### Text provided

• • • •

This Notebook explores distributed numerical integration using Apache Spark integrated into google colabs jupyter notebooks, focusing on approximating the integral of a specific f(x) over a specified range. By varying the number of intervals n and Spark workers, the project evaluates the trade-offs between computation accuracy, execution time, and scalability in a distributed environment. The results demonstrate how increasing n improves precision while parallelism enhances performance, highlighting the efficiency and limitations of distributed systems for computational tasks.

**Setup = Imports and intiallize**

In [8]:
from pyspark import SparkContext
import time
import pandas as pd
from sympy import symbols, integrate
from pyspark import SparkContext

if SparkContext._active_spark_context:
    sc = SparkContext.getOrCreate()
else:
    sc = SparkContext("local", "Integral Approximation")

In [9]:
def f(x):
    """Function to calculate f(x) = 10x^2 - 2. Change the function for different approximation."""
    return 10 * x**2 - 2

def exact_integral_sympy(a, b):
    """
    Calculate the exact integral of f(x) using SymPy.
    Args:
        a (float): Lower bound of the integral.
        b (float): Upper bound of the integral.
    Returns:
        float: Exact integral value.
    """
    x = symbols('x')
    exact_integral = integrate(f(x), (x, a, b))

• • • •

Records of elements and coordinates:

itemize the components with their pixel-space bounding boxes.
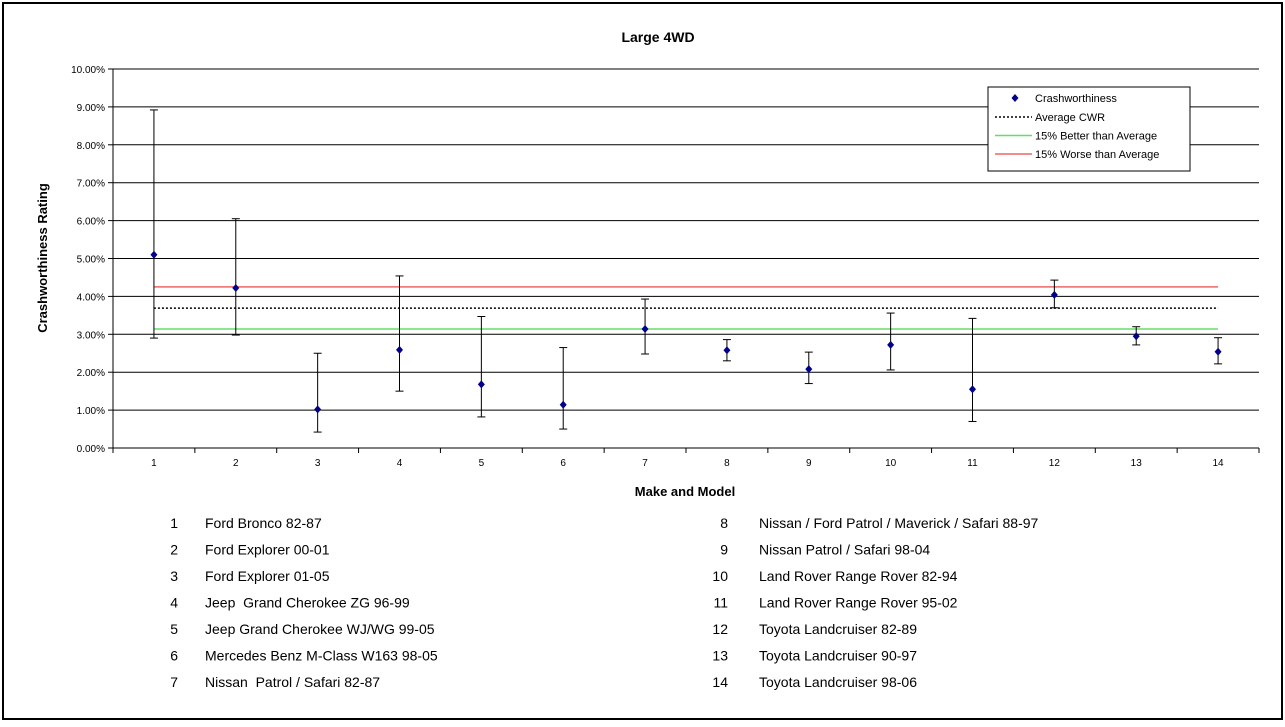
data-point — [1132, 332, 1140, 341]
x-tick-label: 3 — [315, 458, 321, 469]
x-tick-label: 10 — [885, 458, 897, 469]
y-tick-label: 10.00% — [71, 65, 105, 76]
legend-box — [987, 86, 1191, 172]
legend-label: 15% Better than Average — [1035, 131, 1157, 143]
x-tick-label: 8 — [724, 458, 730, 469]
key-number: 2 — [170, 542, 178, 558]
key-number: 4 — [170, 595, 178, 611]
key-model-name: Land Rover Range Rover 95-02 — [759, 595, 958, 611]
key-model-name: Nissan / Ford Patrol / Maverick / Safari… — [759, 515, 1039, 531]
y-tick-label: 2.00% — [77, 368, 105, 379]
legend-label: 15% Worse than Average — [1035, 149, 1159, 161]
key-number: 11 — [713, 595, 728, 611]
key-number: 3 — [170, 568, 178, 584]
key-model-name: Nissan Patrol / Safari 82-87 — [205, 674, 380, 690]
model-key: 1 Ford Bronco 82-87 2 Ford Explorer 00-01 3 F… — [170, 515, 1038, 690]
key-number: 10 — [712, 568, 728, 584]
y-axis: 0.00% 1.00% 2.00% 3.00% 4.00% 5.00% 6.00% 7.00%… — [71, 65, 114, 455]
data-point — [887, 340, 895, 349]
data-point — [969, 385, 976, 394]
y-tick-label: 7.00% — [77, 179, 105, 190]
key-model-name: Jeep Grand Cherokee ZG 96-99 — [205, 595, 410, 611]
key-number: 5 — [170, 621, 178, 637]
y-axis-title: Crashworthiness Rating — [35, 183, 50, 333]
data-point — [396, 345, 403, 354]
data-point — [723, 346, 731, 355]
key-number: 13 — [712, 648, 728, 664]
x-tick-label: 1 — [151, 458, 157, 469]
error-bars — [149, 109, 1223, 433]
chart-title: Large 4WD — [621, 29, 694, 45]
y-tick-label: 6.00% — [77, 217, 105, 228]
key-number: 6 — [170, 648, 178, 664]
x-tick-label: 5 — [479, 458, 485, 469]
key-model-name: Toyota Landcruiser 98-06 — [759, 674, 917, 690]
legend-marker-crashworthiness — [1011, 94, 1019, 102]
key-model-name: Ford Explorer 00-01 — [205, 542, 330, 558]
key-number: 14 — [712, 674, 728, 690]
key-model-name: Jeep Grand Cherokee WJ/WG 99-05 — [205, 621, 435, 637]
x-tick-label: 4 — [397, 458, 403, 469]
key-model-name: Ford Explorer 01-05 — [205, 568, 330, 584]
y-tick-label: 3.00% — [77, 330, 105, 341]
data-point — [232, 284, 240, 293]
data-point — [477, 380, 485, 389]
x-tick-label: 12 — [1049, 458, 1061, 469]
x-axis-title: Make and Model — [635, 484, 735, 499]
y-tick-label: 8.00% — [77, 141, 105, 152]
data-point — [559, 400, 567, 409]
key-model-name: Nissan Patrol / Safari 98-04 — [759, 542, 930, 558]
key-number: 12 — [712, 621, 728, 637]
legend-label: Average CWR — [1035, 112, 1105, 124]
x-tick-label: 6 — [560, 458, 566, 469]
data-point — [314, 405, 322, 414]
data-point — [805, 365, 813, 374]
key-number: 8 — [720, 515, 728, 531]
legend-label: Crashworthiness — [1035, 93, 1117, 105]
key-model-name: Toyota Landcruiser 82-89 — [759, 621, 917, 637]
data-point — [641, 324, 649, 333]
key-model-name: Mercedes Benz M-Class W163 98-05 — [205, 648, 438, 664]
y-tick-label: 5.00% — [77, 255, 105, 266]
data-point — [150, 250, 158, 259]
reference-lines — [153, 286, 1219, 330]
data-points — [150, 250, 1222, 414]
y-tick-label: 1.00% — [77, 406, 105, 417]
y-tick-label: 0.00% — [77, 444, 105, 455]
y-tick-label: 9.00% — [77, 103, 105, 114]
y-tick-label: 4.00% — [77, 292, 105, 303]
key-model-name: Ford Bronco 82-87 — [205, 515, 322, 531]
x-tick-label: 14 — [1213, 458, 1225, 469]
key-number: 7 — [170, 674, 178, 690]
key-number: 1 — [170, 515, 178, 531]
legend: Crashworthiness Average CWR 15% Better tha… — [987, 86, 1191, 172]
data-point — [1214, 347, 1222, 356]
key-model-name: Toyota Landcruiser 90-97 — [759, 648, 917, 664]
x-axis: 1 2 3 4 5 6 7 8 9 10 11 12 13 14 — [112, 447, 1260, 469]
x-tick-label: 13 — [1131, 458, 1143, 469]
key-number: 9 — [720, 542, 728, 558]
key-model-name: Land Rover Range Rover 82-94 — [759, 568, 958, 584]
x-tick-label: 9 — [806, 458, 812, 469]
x-tick-label: 2 — [233, 458, 239, 469]
x-tick-label: 11 — [967, 458, 978, 469]
x-tick-label: 7 — [642, 458, 648, 469]
data-point — [1050, 290, 1058, 299]
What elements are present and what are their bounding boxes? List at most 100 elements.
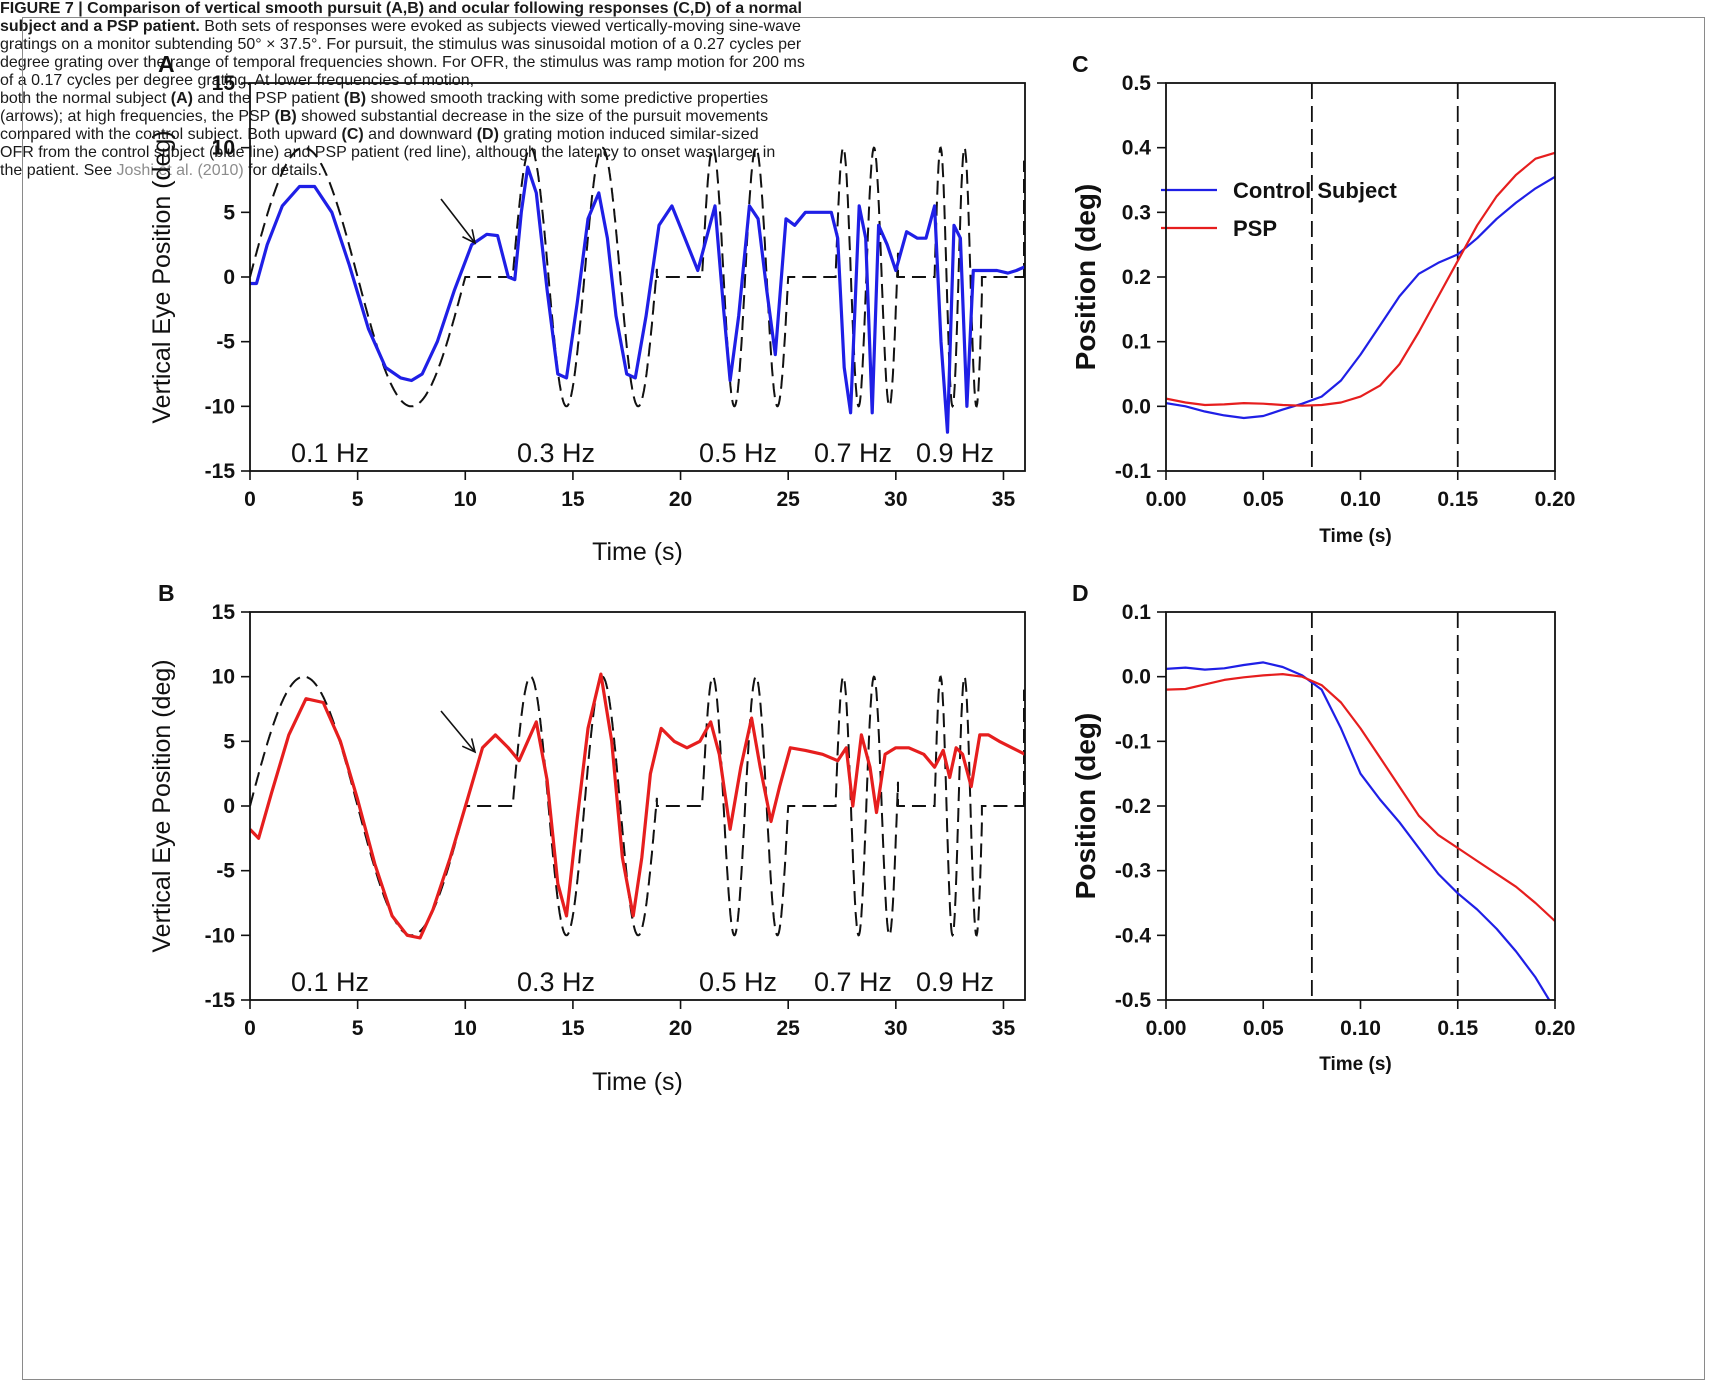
caption-text: and downward <box>363 126 477 143</box>
plot-area <box>250 672 1025 940</box>
caption-right-column: both the normal subject (A) and the PSP … <box>0 90 790 180</box>
citation-link[interactable]: Joshi et al. (2010) <box>116 162 244 179</box>
x-axis-title: Time (s) <box>1319 1054 1392 1075</box>
frequency-label: 0.5 Hz <box>699 438 777 468</box>
panel-b: B 0 5 10 15 20 25 30 35 15 10 5 0 -5 -10 -15 Time (s) Ver… <box>148 580 1026 1096</box>
frequency-label: 0.7 Hz <box>814 438 892 468</box>
plot-area <box>1166 612 1555 1000</box>
legend-label: PSP <box>1233 216 1277 241</box>
x-tick-label: 20 <box>669 1017 692 1040</box>
y-tick-label: 0.0 <box>1122 666 1151 689</box>
plot-frame <box>1165 82 1556 472</box>
x-axis-title: Time (s) <box>1319 526 1392 547</box>
frequency-label: 0.1 Hz <box>291 967 369 997</box>
y-tick-label: 10 <box>212 666 235 689</box>
y-tick-label: 0.0 <box>1122 395 1151 418</box>
arrow-shaft <box>440 710 476 753</box>
frequency-label: 0.7 Hz <box>814 967 892 997</box>
caption-text: grating motion induced similar-sized OFR… <box>0 126 776 179</box>
frequency-label: 0.5 Hz <box>699 967 777 997</box>
figure-label: FIGURE 7 | <box>0 0 88 17</box>
caption-text: and the PSP patient <box>192 90 344 107</box>
x-tick-label: 0.10 <box>1340 488 1381 511</box>
plot-area <box>250 146 1025 434</box>
plot-frame <box>1165 611 1556 1001</box>
panel-letter: D <box>1072 580 1089 606</box>
x-tick-label: 0.20 <box>1535 1017 1576 1040</box>
figure-frame <box>22 17 1705 1380</box>
panel-letter: B <box>158 580 175 606</box>
y-tick-label: -15 <box>205 989 236 1012</box>
caption-left-text: Both sets of responses were evoked as su… <box>0 18 805 89</box>
control-subject-line <box>1166 175 1555 420</box>
x-tick-label: 30 <box>884 488 907 511</box>
frequency-label: 0.3 Hz <box>517 438 595 468</box>
x-axis-title: Time (s) <box>592 1068 683 1096</box>
caption-ref-b: (B) <box>274 108 297 125</box>
x-tick-label: 0.05 <box>1243 488 1284 511</box>
caption-ref-b: (B) <box>343 90 367 107</box>
x-tick-label: 0.00 <box>1146 1017 1187 1040</box>
figure-plots: A 0 5 10 15 20 25 30 35 15 10 5 0 -5 -10 -15 Time (s) Ver… <box>148 51 1575 1096</box>
y-axis-title: Vertical Eye Position (deg) <box>148 659 176 952</box>
x-tick-label: 0.10 <box>1340 1017 1381 1040</box>
arrow-head <box>461 738 477 754</box>
y-tick-label: 5 <box>223 730 235 753</box>
x-tick-label: 5 <box>352 1017 364 1040</box>
x-axis-title: Time (s) <box>592 538 683 566</box>
y-tick-label: -5 <box>216 860 235 883</box>
plot-frame <box>249 82 1026 472</box>
caption-text: showed substantial decrease in the size … <box>0 108 769 143</box>
arrow-shaft <box>440 198 476 244</box>
plot-frame <box>249 611 1026 1001</box>
y-tick-label: 0.4 <box>1122 137 1152 160</box>
y-tick-label: 0 <box>223 266 235 289</box>
x-tick-label: 10 <box>454 1017 477 1040</box>
y-tick-label: 0.5 <box>1122 72 1152 95</box>
x-tick-label: 0 <box>244 1017 256 1040</box>
y-tick-label: 0 <box>223 795 235 818</box>
legend-label: Control Subject <box>1233 178 1397 203</box>
y-tick-label: -0.5 <box>1115 989 1152 1012</box>
y-tick-label: 0.3 <box>1122 201 1151 224</box>
panel-d: D 0.00 0.05 0.10 0.15 0.20 0.1 0.0 -0.1 -0.2 -0.3 -… <box>1070 580 1575 1075</box>
arrow-head <box>462 229 477 245</box>
x-tick-label: 5 <box>352 488 364 511</box>
y-tick-label: -0.4 <box>1115 924 1152 947</box>
y-tick-label: 5 <box>223 201 235 224</box>
panel-c: C 0.00 0.05 0.10 0.15 0.20 0.5 0.4 0.3 0.2 0.1 0.0 -… <box>1070 51 1575 547</box>
x-tick-label: 30 <box>884 1017 907 1040</box>
caption-text: for details. <box>243 162 322 179</box>
y-tick-label: -0.1 <box>1115 730 1152 753</box>
y-tick-label: 0.1 <box>1122 331 1152 354</box>
y-tick-label: 0.2 <box>1122 266 1151 289</box>
x-tick-label: 0 <box>244 488 256 511</box>
panel-letter: C <box>1072 51 1089 77</box>
y-tick-label: -0.1 <box>1115 460 1152 483</box>
y-tick-label: 0.1 <box>1122 601 1152 624</box>
caption-ref-d: (D) <box>476 126 499 143</box>
x-tick-label: 15 <box>561 488 585 511</box>
x-tick-label: 25 <box>777 1017 801 1040</box>
y-tick-label: 15 <box>212 72 236 95</box>
control-subject-line <box>1166 661 1551 1000</box>
y-tick-label: -0.2 <box>1115 795 1151 818</box>
y-tick-label: -0.3 <box>1115 860 1151 883</box>
caption-text: both the normal subject <box>0 90 171 107</box>
y-axis-title: Vertical Eye Position (deg) <box>148 130 176 423</box>
y-tick-label: -10 <box>205 924 235 947</box>
panel-a: A 0 5 10 15 20 25 30 35 15 10 5 0 -5 -10 -15 Time (s) Ver… <box>148 51 1026 566</box>
y-axis-title: Position (deg) <box>1070 713 1101 900</box>
x-tick-label: 35 <box>992 488 1016 511</box>
x-tick-label: 20 <box>669 488 692 511</box>
y-tick-label: -5 <box>216 331 235 354</box>
figure-title: Comparison of vertical smooth pursuit (A… <box>0 0 802 35</box>
frequency-label: 0.3 Hz <box>517 967 595 997</box>
panel-letter: A <box>158 51 175 77</box>
caption-text: showed smooth tracking with some predict… <box>0 90 769 125</box>
x-tick-label: 0.20 <box>1535 488 1576 511</box>
y-tick-label: -15 <box>205 460 236 483</box>
caption-ref-c: (C) <box>341 126 364 143</box>
y-tick-label: 10 <box>212 137 235 160</box>
caption-ref-a: (A) <box>170 90 193 107</box>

• • • •

### Instructions to follow
Reproduce the Spark integration notebook text above in full, character for character.

### Exercise output
This Notebook explores distributed numerical integration using Apache Spark integrated into google colabs jupyter notebooks, focusing on approximating the integral of a specific f(x) over a specified range. By varying the number of intervals n and Spark workers, the project evaluates the trade-offs between computation accuracy, execution time, and scalability in a distributed environment. The results demonstrate how increasing n improves precision while parallelism enhances performance, highlighting the efficiency and limitations of distributed systems for computational tasks.

**Setup = Imports and intiallize**

In [8]:
from pyspark import SparkContext
import time
import pandas as pd
from sympy import symbols, integrate
from pyspark import SparkContext

if SparkContext._active_spark_context:
    sc = SparkContext.getOrCreate()
else:
    sc = SparkContext("local", "Integral Approximation")

In [9]:
def f(x):
    """Function to calculate f(x) = 10x^2 - 2. Change the function for different approximation."""
    return 10 * x**2 - 2

def exact_integral_sympy(a, b):
    """
    Calculate the exact integral of f(x) using SymPy.
    Args:
        a (float): Lower bound of the integral.
        b (float): Upper bound of the integral.
    Returns:
        float: Exact integral value.
    """
    x = symbols('x')
    exact_integral = integrate(f(x), (x, a, b))